**TASK REQUIREMENTS**
Answer with one number: the count of lines in the listing below that hold the word "cifras".

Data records
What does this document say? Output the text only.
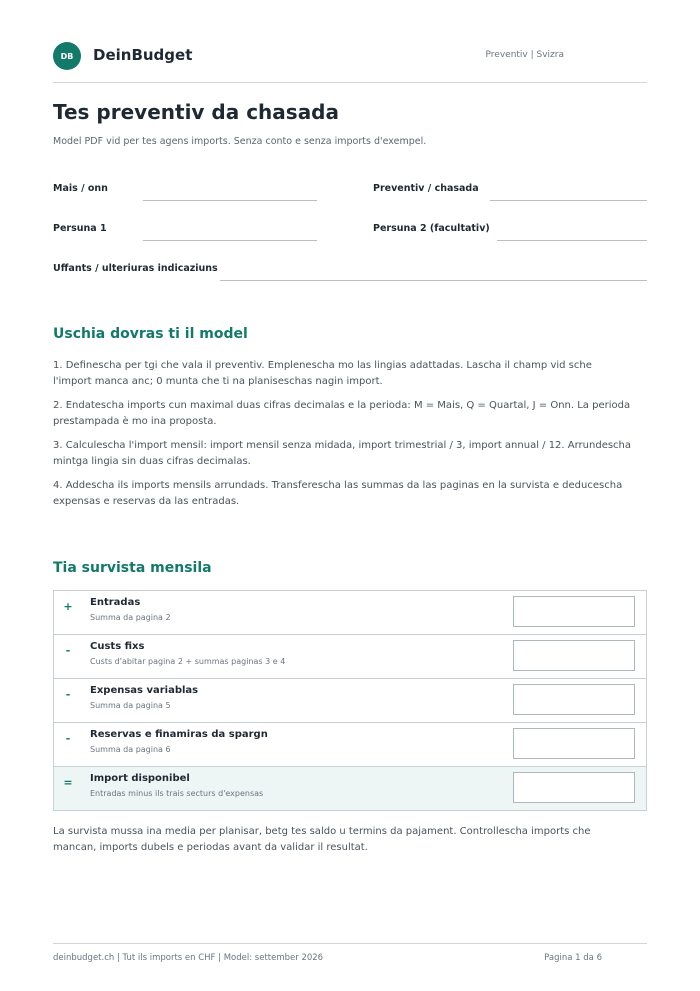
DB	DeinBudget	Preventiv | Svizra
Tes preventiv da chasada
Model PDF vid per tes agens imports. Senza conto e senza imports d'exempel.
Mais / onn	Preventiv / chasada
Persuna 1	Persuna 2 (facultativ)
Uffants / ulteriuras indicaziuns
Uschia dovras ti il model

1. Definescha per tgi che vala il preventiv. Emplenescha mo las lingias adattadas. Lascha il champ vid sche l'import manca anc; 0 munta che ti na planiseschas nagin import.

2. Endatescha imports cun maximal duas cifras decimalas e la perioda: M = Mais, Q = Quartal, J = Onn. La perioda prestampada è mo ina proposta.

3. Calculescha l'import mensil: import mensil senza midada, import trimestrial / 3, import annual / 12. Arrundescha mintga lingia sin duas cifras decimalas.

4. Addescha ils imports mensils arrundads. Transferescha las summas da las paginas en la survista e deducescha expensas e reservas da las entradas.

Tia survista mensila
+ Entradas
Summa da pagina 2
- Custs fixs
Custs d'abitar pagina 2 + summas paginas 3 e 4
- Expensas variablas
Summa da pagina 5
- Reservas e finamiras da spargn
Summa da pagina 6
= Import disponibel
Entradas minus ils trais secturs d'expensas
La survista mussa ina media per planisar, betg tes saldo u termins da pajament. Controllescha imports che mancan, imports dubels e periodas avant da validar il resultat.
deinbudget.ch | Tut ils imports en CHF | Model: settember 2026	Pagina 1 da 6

--

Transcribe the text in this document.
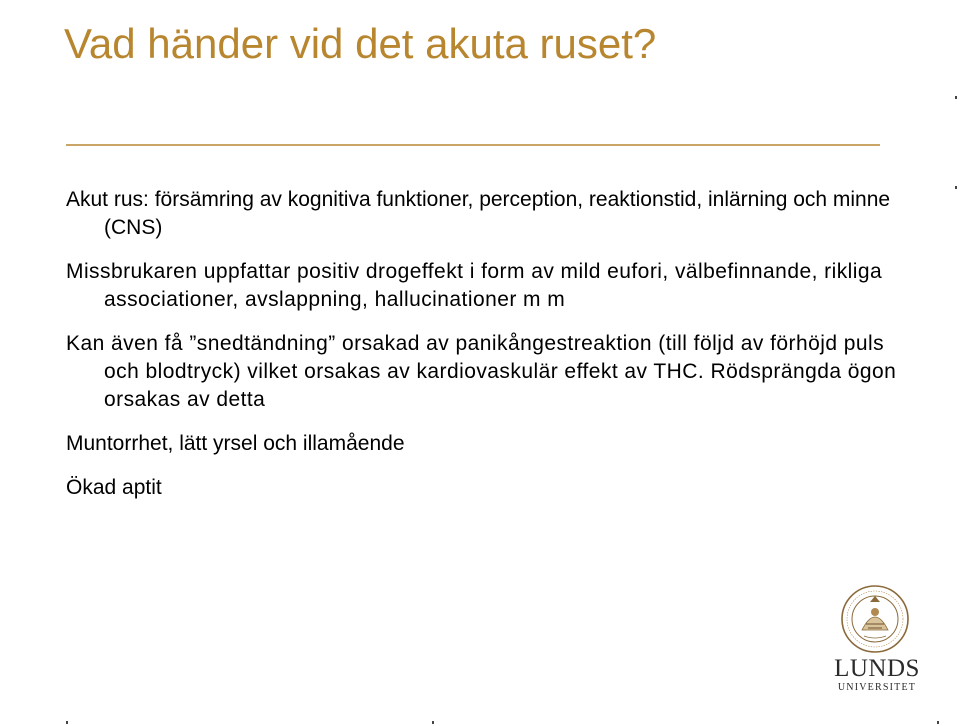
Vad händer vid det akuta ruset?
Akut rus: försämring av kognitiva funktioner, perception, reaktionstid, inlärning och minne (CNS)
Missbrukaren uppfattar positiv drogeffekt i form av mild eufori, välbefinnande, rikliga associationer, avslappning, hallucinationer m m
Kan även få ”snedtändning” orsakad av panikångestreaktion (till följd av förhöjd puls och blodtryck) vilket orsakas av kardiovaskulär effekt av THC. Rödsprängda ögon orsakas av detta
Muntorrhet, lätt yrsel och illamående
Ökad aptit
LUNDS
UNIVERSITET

...

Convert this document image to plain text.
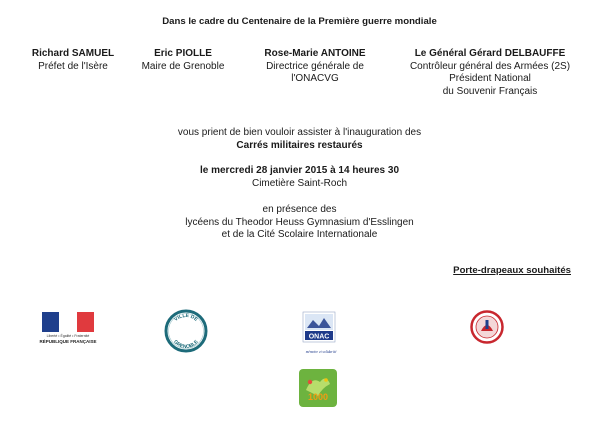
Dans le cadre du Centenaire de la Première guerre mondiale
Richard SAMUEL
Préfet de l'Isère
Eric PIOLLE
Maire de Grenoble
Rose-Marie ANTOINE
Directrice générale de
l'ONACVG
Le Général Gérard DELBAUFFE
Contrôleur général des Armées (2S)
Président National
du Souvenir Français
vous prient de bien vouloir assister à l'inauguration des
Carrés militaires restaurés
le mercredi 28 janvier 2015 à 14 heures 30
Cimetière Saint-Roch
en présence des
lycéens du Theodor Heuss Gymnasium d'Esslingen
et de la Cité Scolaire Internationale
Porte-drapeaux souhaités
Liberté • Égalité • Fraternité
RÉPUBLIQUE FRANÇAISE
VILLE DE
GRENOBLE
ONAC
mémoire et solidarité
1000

**FINAL RESULT**
2